→ **Aim**
Output nothing but the lines from the line with "What does this" through the end of the listing below, both ends included.

* BEGIN *

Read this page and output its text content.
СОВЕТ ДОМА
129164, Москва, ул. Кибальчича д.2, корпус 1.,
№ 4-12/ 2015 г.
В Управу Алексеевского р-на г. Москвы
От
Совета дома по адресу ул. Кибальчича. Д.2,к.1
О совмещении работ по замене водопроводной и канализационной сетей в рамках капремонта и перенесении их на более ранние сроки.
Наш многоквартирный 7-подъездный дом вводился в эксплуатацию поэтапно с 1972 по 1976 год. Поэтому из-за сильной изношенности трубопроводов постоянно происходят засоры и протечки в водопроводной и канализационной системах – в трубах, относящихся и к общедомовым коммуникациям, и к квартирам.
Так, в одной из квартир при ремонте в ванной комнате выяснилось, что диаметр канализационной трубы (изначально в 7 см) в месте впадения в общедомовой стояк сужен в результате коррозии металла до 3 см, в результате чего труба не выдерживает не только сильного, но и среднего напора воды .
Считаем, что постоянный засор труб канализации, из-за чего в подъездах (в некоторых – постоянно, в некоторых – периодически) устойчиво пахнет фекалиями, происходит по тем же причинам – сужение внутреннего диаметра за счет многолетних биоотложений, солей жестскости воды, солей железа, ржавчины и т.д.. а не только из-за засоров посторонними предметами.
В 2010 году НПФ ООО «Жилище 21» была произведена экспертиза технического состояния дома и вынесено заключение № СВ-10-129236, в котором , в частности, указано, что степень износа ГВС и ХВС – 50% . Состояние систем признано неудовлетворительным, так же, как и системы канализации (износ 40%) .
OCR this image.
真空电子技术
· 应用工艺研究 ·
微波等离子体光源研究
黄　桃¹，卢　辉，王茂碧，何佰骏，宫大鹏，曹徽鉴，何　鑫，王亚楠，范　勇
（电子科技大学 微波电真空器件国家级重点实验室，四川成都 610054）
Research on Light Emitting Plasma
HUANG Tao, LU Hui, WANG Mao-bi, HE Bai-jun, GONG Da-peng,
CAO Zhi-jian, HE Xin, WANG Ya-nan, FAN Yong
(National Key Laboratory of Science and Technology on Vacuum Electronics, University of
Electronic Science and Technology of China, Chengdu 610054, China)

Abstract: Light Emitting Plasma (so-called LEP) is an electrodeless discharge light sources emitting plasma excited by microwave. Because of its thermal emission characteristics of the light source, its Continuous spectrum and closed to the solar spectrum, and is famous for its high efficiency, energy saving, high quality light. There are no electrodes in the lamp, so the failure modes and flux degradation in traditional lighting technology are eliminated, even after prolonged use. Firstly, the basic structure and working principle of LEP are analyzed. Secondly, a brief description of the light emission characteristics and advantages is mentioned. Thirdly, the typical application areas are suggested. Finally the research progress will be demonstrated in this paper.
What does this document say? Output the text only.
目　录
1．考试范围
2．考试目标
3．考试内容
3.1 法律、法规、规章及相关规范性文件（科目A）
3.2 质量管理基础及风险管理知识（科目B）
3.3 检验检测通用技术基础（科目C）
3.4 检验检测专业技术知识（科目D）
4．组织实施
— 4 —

* END *

→ **Response below**
What does this document say? Output the text only.
目　录
1．考试范围
2．考试目标
3．考试内容
3.1 法律、法规、规章及相关规范性文件（科目A）
3.2 质量管理基础及风险管理知识（科目B）
3.3 检验检测通用技术基础（科目C）
3.4 检验检测专业技术知识（科目D）
4．组织实施
— 4 —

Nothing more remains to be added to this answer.